* _WHAT THE TASK ASKS_:
Read the data and repeat all of it exactly.

* _SUPPLIED DATA_:

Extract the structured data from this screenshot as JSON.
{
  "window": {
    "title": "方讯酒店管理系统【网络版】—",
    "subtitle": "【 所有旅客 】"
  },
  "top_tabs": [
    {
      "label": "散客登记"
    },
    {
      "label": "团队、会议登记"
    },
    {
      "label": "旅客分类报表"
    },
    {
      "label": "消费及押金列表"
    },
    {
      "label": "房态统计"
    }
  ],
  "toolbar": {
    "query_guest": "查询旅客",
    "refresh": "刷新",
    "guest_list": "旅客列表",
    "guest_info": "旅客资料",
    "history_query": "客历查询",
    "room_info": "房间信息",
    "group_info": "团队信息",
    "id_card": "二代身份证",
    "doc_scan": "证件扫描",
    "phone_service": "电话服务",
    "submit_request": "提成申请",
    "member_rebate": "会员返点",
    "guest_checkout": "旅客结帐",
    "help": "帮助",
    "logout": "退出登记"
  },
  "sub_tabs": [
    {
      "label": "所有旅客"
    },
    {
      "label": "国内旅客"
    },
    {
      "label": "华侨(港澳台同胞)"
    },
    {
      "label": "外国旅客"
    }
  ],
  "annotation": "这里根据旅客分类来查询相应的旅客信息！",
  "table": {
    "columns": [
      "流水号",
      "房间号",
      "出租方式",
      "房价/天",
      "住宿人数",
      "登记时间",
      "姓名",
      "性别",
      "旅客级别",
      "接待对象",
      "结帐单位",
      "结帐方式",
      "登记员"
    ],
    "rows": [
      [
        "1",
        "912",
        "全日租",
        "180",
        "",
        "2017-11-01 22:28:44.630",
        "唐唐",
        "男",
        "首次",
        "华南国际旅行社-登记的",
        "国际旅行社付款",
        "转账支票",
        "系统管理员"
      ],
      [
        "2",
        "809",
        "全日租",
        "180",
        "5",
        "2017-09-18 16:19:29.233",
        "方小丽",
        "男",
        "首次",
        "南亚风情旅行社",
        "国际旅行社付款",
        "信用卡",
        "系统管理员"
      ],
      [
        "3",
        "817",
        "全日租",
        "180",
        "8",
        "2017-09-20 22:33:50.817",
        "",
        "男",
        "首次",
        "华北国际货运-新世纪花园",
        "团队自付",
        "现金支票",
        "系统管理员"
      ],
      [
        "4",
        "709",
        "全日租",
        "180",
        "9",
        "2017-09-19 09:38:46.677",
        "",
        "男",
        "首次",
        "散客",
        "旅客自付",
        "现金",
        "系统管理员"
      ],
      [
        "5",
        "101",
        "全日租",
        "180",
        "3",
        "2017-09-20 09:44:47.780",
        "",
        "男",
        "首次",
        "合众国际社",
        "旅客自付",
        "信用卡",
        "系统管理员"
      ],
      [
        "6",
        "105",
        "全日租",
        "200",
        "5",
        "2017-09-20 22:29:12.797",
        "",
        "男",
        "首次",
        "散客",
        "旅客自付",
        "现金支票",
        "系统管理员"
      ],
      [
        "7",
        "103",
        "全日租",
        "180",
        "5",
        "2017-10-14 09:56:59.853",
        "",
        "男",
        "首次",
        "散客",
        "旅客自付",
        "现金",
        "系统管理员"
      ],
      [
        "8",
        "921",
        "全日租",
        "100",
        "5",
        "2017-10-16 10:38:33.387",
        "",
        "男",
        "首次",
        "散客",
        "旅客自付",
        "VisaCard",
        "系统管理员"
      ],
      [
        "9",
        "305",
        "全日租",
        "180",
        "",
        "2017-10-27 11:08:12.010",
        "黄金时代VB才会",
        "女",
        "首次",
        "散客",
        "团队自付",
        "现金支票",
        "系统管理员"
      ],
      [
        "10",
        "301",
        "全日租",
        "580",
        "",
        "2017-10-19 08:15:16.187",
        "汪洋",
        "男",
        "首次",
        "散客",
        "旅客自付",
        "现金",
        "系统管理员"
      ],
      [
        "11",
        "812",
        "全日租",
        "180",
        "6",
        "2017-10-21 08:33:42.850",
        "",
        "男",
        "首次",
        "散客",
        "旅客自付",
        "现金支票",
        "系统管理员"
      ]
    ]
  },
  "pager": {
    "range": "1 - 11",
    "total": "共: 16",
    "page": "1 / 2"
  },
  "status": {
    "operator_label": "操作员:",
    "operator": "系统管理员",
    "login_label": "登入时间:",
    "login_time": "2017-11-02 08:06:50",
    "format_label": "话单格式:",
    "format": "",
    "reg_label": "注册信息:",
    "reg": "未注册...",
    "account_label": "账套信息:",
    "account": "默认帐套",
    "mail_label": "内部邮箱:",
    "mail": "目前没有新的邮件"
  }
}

* _ANSWER IN FULL_:
Extract the structured data from this screenshot as JSON.
{
  "window": {
    "title": "方讯酒店管理系统【网络版】—",
    "subtitle": "【 所有旅客 】"
  },
  "top_tabs": [
    {
      "label": "散客登记"
    },
    {
      "label": "团队、会议登记"
    },
    {
      "label": "旅客分类报表"
    },
    {
      "label": "消费及押金列表"
    },
    {
      "label": "房态统计"
    }
  ],
  "toolbar": {
    "query_guest": "查询旅客",
    "refresh": "刷新",
    "guest_list": "旅客列表",
    "guest_info": "旅客资料",
    "history_query": "客历查询",
    "room_info": "房间信息",
    "group_info": "团队信息",
    "id_card": "二代身份证",
    "doc_scan": "证件扫描",
    "phone_service": "电话服务",
    "submit_request": "提成申请",
    "member_rebate": "会员返点",
    "guest_checkout": "旅客结帐",
    "help": "帮助",
    "logout": "退出登记"
  },
  "sub_tabs": [
    {
      "label": "所有旅客"
    },
    {
      "label": "国内旅客"
    },
    {
      "label": "华侨(港澳台同胞)"
    },
    {
      "label": "外国旅客"
    }
  ],
  "annotation": "这里根据旅客分类来查询相应的旅客信息！",
  "table": {
    "columns": [
      "流水号",
      "房间号",
      "出租方式",
      "房价/天",
      "住宿人数",
      "登记时间",
      "姓名",
      "性别",
      "旅客级别",
      "接待对象",
      "结帐单位",
      "结帐方式",
      "登记员"
    ],
    "rows": [
      [
        "1",
        "912",
        "全日租",
        "180",
        "",
        "2017-11-01 22:28:44.630",
        "唐唐",
        "男",
        "首次",
        "华南国际旅行社-登记的",
        "国际旅行社付款",
        "转账支票",
        "系统管理员"
      ],
      [
        "2",
        "809",
        "全日租",
        "180",
        "5",
        "2017-09-18 16:19:29.233",
        "方小丽",
        "男",
        "首次",
        "南亚风情旅行社",
        "国际旅行社付款",
        "信用卡",
        "系统管理员"
      ],
      [
        "3",
        "817",
        "全日租",
        "180",
        "8",
        "2017-09-20 22:33:50.817",
        "",
        "男",
        "首次",
        "华北国际货运-新世纪花园",
        "团队自付",
        "现金支票",
        "系统管理员"
      ],
      [
        "4",
        "709",
        "全日租",
        "180",
        "9",
        "2017-09-19 09:38:46.677",
        "",
        "男",
        "首次",
        "散客",
        "旅客自付",
        "现金",
        "系统管理员"
      ],
      [
        "5",
        "101",
        "全日租",
        "180",
        "3",
        "2017-09-20 09:44:47.780",
        "",
        "男",
        "首次",
        "合众国际社",
        "旅客自付",
        "信用卡",
        "系统管理员"
      ],
      [
        "6",
        "105",
        "全日租",
        "200",
        "5",
        "2017-09-20 22:29:12.797",
        "",
        "男",
        "首次",
        "散客",
        "旅客自付",
        "现金支票",
        "系统管理员"
      ],
      [
        "7",
        "103",
        "全日租",
        "180",
        "5",
        "2017-10-14 09:56:59.853",
        "",
        "男",
        "首次",
        "散客",
        "旅客自付",
        "现金",
        "系统管理员"
      ],
      [
        "8",
        "921",
        "全日租",
        "100",
        "5",
        "2017-10-16 10:38:33.387",
        "",
        "男",
        "首次",
        "散客",
        "旅客自付",
        "VisaCard",
        "系统管理员"
      ],
      [
        "9",
        "305",
        "全日租",
        "180",
        "",
        "2017-10-27 11:08:12.010",
        "黄金时代VB才会",
        "女",
        "首次",
        "散客",
        "团队自付",
        "现金支票",
        "系统管理员"
      ],
      [
        "10",
        "301",
        "全日租",
        "580",
        "",
        "2017-10-19 08:15:16.187",
        "汪洋",
        "男",
        "首次",
        "散客",
        "旅客自付",
        "现金",
        "系统管理员"
      ],
      [
        "11",
        "812",
        "全日租",
        "180",
        "6",
        "2017-10-21 08:33:42.850",
        "",
        "男",
        "首次",
        "散客",
        "旅客自付",
        "现金支票",
        "系统管理员"
      ]
    ]
  },
  "pager": {
    "range": "1 - 11",
    "total": "共: 16",
    "page": "1 / 2"
  },
  "status": {
    "operator_label": "操作员:",
    "operator": "系统管理员",
    "login_label": "登入时间:",
    "login_time": "2017-11-02 08:06:50",
    "format_label": "话单格式:",
    "format": "",
    "reg_label": "注册信息:",
    "reg": "未注册...",
    "account_label": "账套信息:",
    "account": "默认帐套",
    "mail_label": "内部邮箱:",
    "mail": "目前没有新的邮件"
  }
}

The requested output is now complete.